Exercise prompt » Print out each record below, unaltered and complete, without its images.

== Records to process

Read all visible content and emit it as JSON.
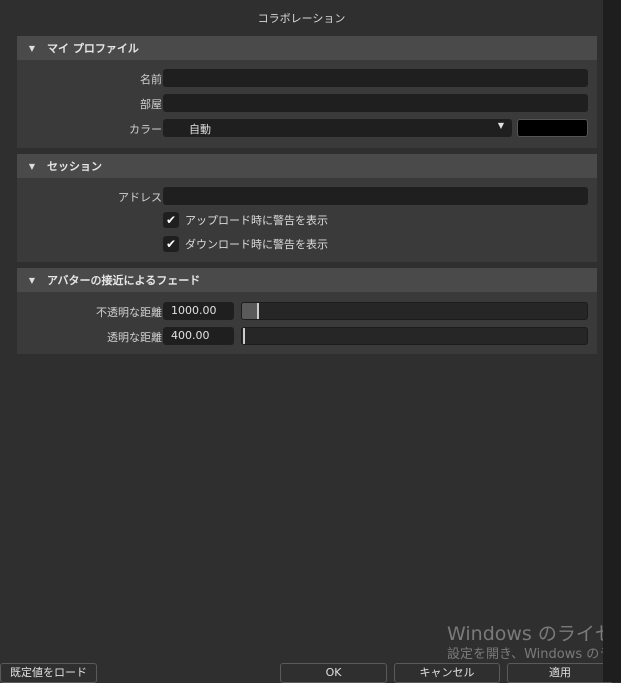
{
  "title": "コラボレーション",
  "profile": {
    "header": "マイ プロファイル",
    "name_label": "名前",
    "name_value": "",
    "room_label": "部屋",
    "room_value": "",
    "color_label": "カラー",
    "color_value": "自動",
    "swatch": "#000000"
  },
  "session": {
    "header": "セッション",
    "address_label": "アドレス",
    "address_value": "",
    "upload_warn": "アップロード時に警告を表示",
    "upload_checked": true,
    "download_warn": "ダウンロード時に警告を表示",
    "download_checked": true
  },
  "fade": {
    "header": "アバターの接近によるフェード",
    "opaque_label": "不透明な距離",
    "opaque_value": "1000.00",
    "opaque_fraction": 0.05,
    "transparent_label": "透明な距離",
    "transparent_value": "400.00",
    "transparent_fraction": 0.01
  },
  "watermark": {
    "line1": "Windows のライセンス",
    "line2": "設定を開き、Windows のライ"
  },
  "buttons": {
    "load_defaults": "既定値をロード",
    "ok": "OK",
    "cancel": "キャンセル",
    "apply": "適用"
  }
}
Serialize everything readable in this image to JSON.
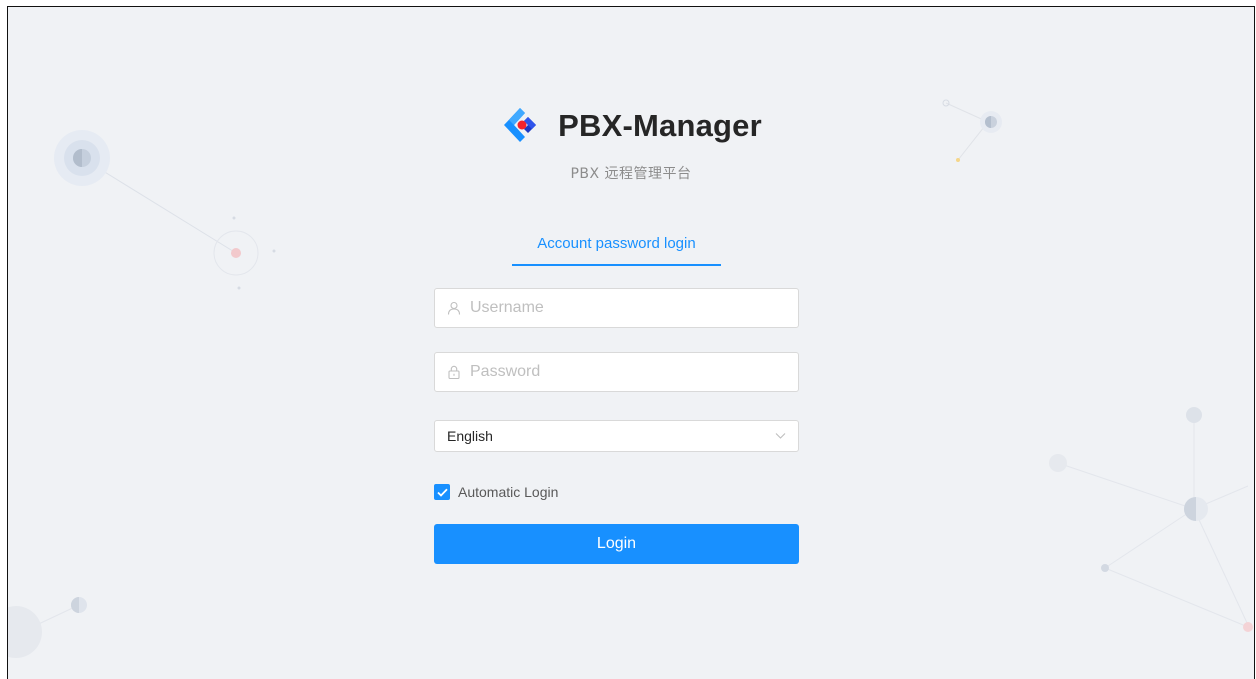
{
  "brand": {
    "title": "PBX-Manager",
    "subtitle": "PBX 远程管理平台",
    "logo_icon": "diamond-logo-icon"
  },
  "login_tab": {
    "label": "Account password login"
  },
  "username": {
    "placeholder": "Username",
    "value": "",
    "icon": "user-icon"
  },
  "password": {
    "placeholder": "Password",
    "value": "",
    "icon": "lock-icon"
  },
  "language": {
    "selected": "English",
    "icon": "chevron-down-icon"
  },
  "auto_login": {
    "label": "Automatic Login",
    "checked": true
  },
  "login_button": {
    "label": "Login"
  },
  "colors": {
    "primary": "#1890ff",
    "background": "#f0f2f5",
    "logo_red": "#f5222d"
  }
}
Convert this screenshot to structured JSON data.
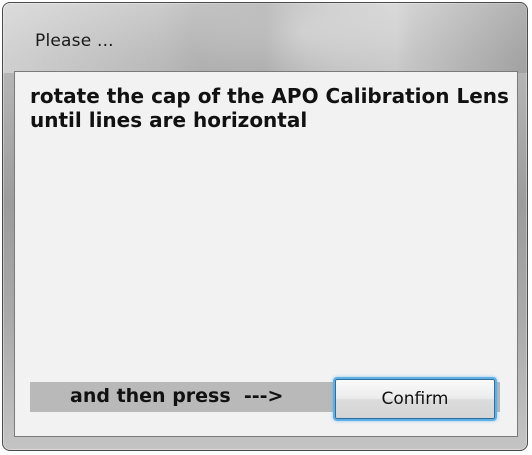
{
  "window": {
    "title": "Please ..."
  },
  "dialog": {
    "message": "rotate the cap of the APO Calibration Lens until lines are horizontal",
    "prompt": "and then press  --->",
    "confirm_label": "Confirm"
  },
  "colors": {
    "client_background": "#f2f2f2",
    "prompt_bar": "#b9b9b9",
    "button_focus_border": "#5db0e6"
  }
}
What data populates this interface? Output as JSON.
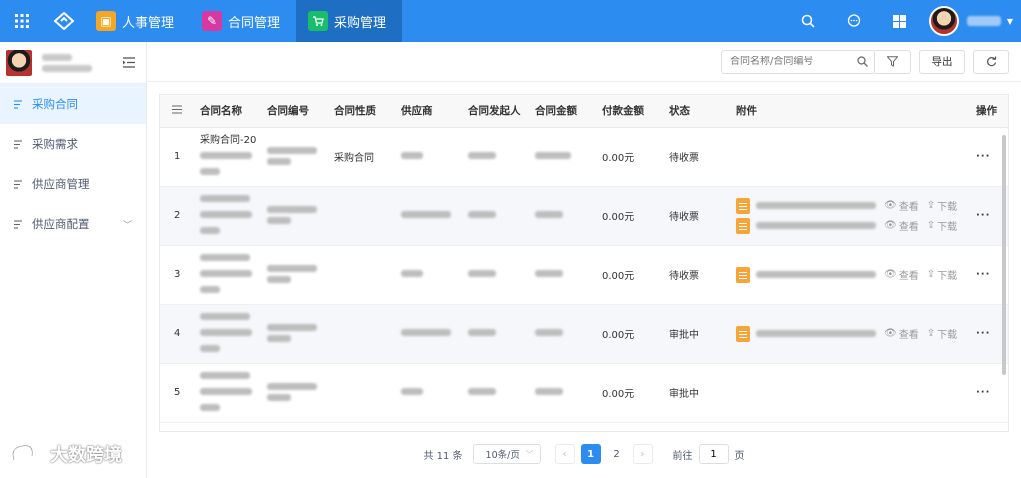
{
  "topbar": {
    "tabs": [
      {
        "label": "人事管理",
        "icon": "person-badge-icon",
        "color": "#f5a623"
      },
      {
        "label": "合同管理",
        "icon": "contract-icon",
        "color": "#d63aa2"
      },
      {
        "label": "采购管理",
        "icon": "cart-icon",
        "color": "#19be6b"
      }
    ],
    "active_tab": 2,
    "brand_color": "#2d8cf0"
  },
  "sidebar": {
    "items": [
      {
        "label": "采购合同",
        "active": true
      },
      {
        "label": "采购需求"
      },
      {
        "label": "供应商管理"
      },
      {
        "label": "供应商配置",
        "expandable": true
      }
    ]
  },
  "toolbar": {
    "search_placeholder": "合同名称/合同编号",
    "export_label": "导出"
  },
  "table": {
    "headers": [
      "合同名称",
      "合同编号",
      "合同性质",
      "供应商",
      "合同发起人",
      "合同金额",
      "付款金额",
      "状态",
      "附件",
      "操作"
    ],
    "view_label": "查看",
    "download_label": "下载",
    "more_label": "···",
    "rows": [
      {
        "index": "1",
        "name": "采购合同-20",
        "nature": "采购合同",
        "paid": "0.00元",
        "status": "待收票",
        "attachments": 0
      },
      {
        "index": "2",
        "paid": "0.00元",
        "status": "待收票",
        "attachments": 2
      },
      {
        "index": "3",
        "paid": "0.00元",
        "status": "待收票",
        "attachments": 1
      },
      {
        "index": "4",
        "paid": "0.00元",
        "status": "审批中",
        "attachments": 1
      },
      {
        "index": "5",
        "paid": "0.00元",
        "status": "审批中",
        "attachments": 0
      }
    ]
  },
  "pager": {
    "total": "共 11 条",
    "page_size": "10条/页",
    "pages": [
      "1",
      "2"
    ],
    "current": "1",
    "jump_prefix": "前往",
    "jump_value": "1",
    "jump_suffix": "页"
  },
  "watermark": {
    "text": "大数跨境"
  }
}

====

Solution for this task »
Read all visible content and emit it as JSON.
{
  "title": "コラボレーション",
  "profile": {
    "header": "マイ プロファイル",
    "name_label": "名前",
    "name_value": "",
    "room_label": "部屋",
    "room_value": "",
    "color_label": "カラー",
    "color_value": "自動",
    "swatch": "#000000"
  },
  "session": {
    "header": "セッション",
    "address_label": "アドレス",
    "address_value": "",
    "upload_warn": "アップロード時に警告を表示",
    "upload_checked": true,
    "download_warn": "ダウンロード時に警告を表示",
    "download_checked": true
  },
  "fade": {
    "header": "アバターの接近によるフェード",
    "opaque_label": "不透明な距離",
    "opaque_value": "1000.00",
    "opaque_fraction": 0.05,
    "transparent_label": "透明な距離",
    "transparent_value": "400.00",
    "transparent_fraction": 0.01
  },
  "watermark": {
    "line1": "Windows のライセンス",
    "line2": "設定を開き、Windows のライ"
  },
  "buttons": {
    "load_defaults": "既定値をロード",
    "ok": "OK",
    "cancel": "キャンセル",
    "apply": "適用"
  }
}
Serialize everything readable in this image to JSON.
{
  "brand": {
    "title": "PBX-Manager",
    "subtitle": "PBX 远程管理平台",
    "logo_icon": "diamond-logo-icon"
  },
  "login_tab": {
    "label": "Account password login"
  },
  "username": {
    "placeholder": "Username",
    "value": "",
    "icon": "user-icon"
  },
  "password": {
    "placeholder": "Password",
    "value": "",
    "icon": "lock-icon"
  },
  "language": {
    "selected": "English",
    "icon": "chevron-down-icon"
  },
  "auto_login": {
    "label": "Automatic Login",
    "checked": true
  },
  "login_button": {
    "label": "Login"
  },
  "colors": {
    "primary": "#1890ff",
    "background": "#f0f2f5",
    "logo_red": "#f5222d"
  }
}
Convert this screenshot to structured JSON data.
{
  "window": {
    "title": "Please ..."
  },
  "dialog": {
    "message": "rotate the cap of the APO Calibration Lens until lines are horizontal",
    "prompt": "and then press  --->",
    "confirm_label": "Confirm"
  },
  "colors": {
    "client_background": "#f2f2f2",
    "prompt_bar": "#b9b9b9",
    "button_focus_border": "#5db0e6"
  }
}
What data populates this interface? Output as JSON.
{
  "topbar": {
    "tabs": [
      {
        "label": "人事管理",
        "icon": "person-badge-icon",
        "color": "#f5a623"
      },
      {
        "label": "合同管理",
        "icon": "contract-icon",
        "color": "#d63aa2"
      },
      {
        "label": "采购管理",
        "icon": "cart-icon",
        "color": "#19be6b"
      }
    ],
    "active_tab": 2,
    "brand_color": "#2d8cf0"
  },
  "sidebar": {
    "items": [
      {
        "label": "采购合同",
        "active": true
      },
      {
        "label": "采购需求"
      },
      {
        "label": "供应商管理"
      },
      {
        "label": "供应商配置",
        "expandable": true
      }
    ]
  },
  "toolbar": {
    "search_placeholder": "合同名称/合同编号",
    "export_label": "导出"
  },
  "table": {
    "headers": [
      "合同名称",
      "合同编号",
      "合同性质",
      "供应商",
      "合同发起人",
      "合同金额",
      "付款金额",
      "状态",
      "附件",
      "操作"
    ],
    "view_label": "查看",
    "download_label": "下载",
    "more_label": "···",
    "rows": [
      {
        "index": "1",
        "name": "采购合同-20",
        "nature": "采购合同",
        "paid": "0.00元",
        "status": "待收票",
        "attachments": 0
      },
      {
        "index": "2",
        "paid": "0.00元",
        "status": "待收票",
        "attachments": 2
      },
      {
        "index": "3",
        "paid": "0.00元",
        "status": "待收票",
        "attachments": 1
      },
      {
        "index": "4",
        "paid": "0.00元",
        "status": "审批中",
        "attachments": 1
      },
      {
        "index": "5",
        "paid": "0.00元",
        "status": "审批中",
        "attachments": 0
      }
    ]
  },
  "pager": {
    "total": "共 11 条",
    "page_size": "10条/页",
    "pages": [
      "1",
      "2"
    ],
    "current": "1",
    "jump_prefix": "前往",
    "jump_value": "1",
    "jump_suffix": "页"
  },
  "watermark": {
    "text": "大数跨境"
  }
}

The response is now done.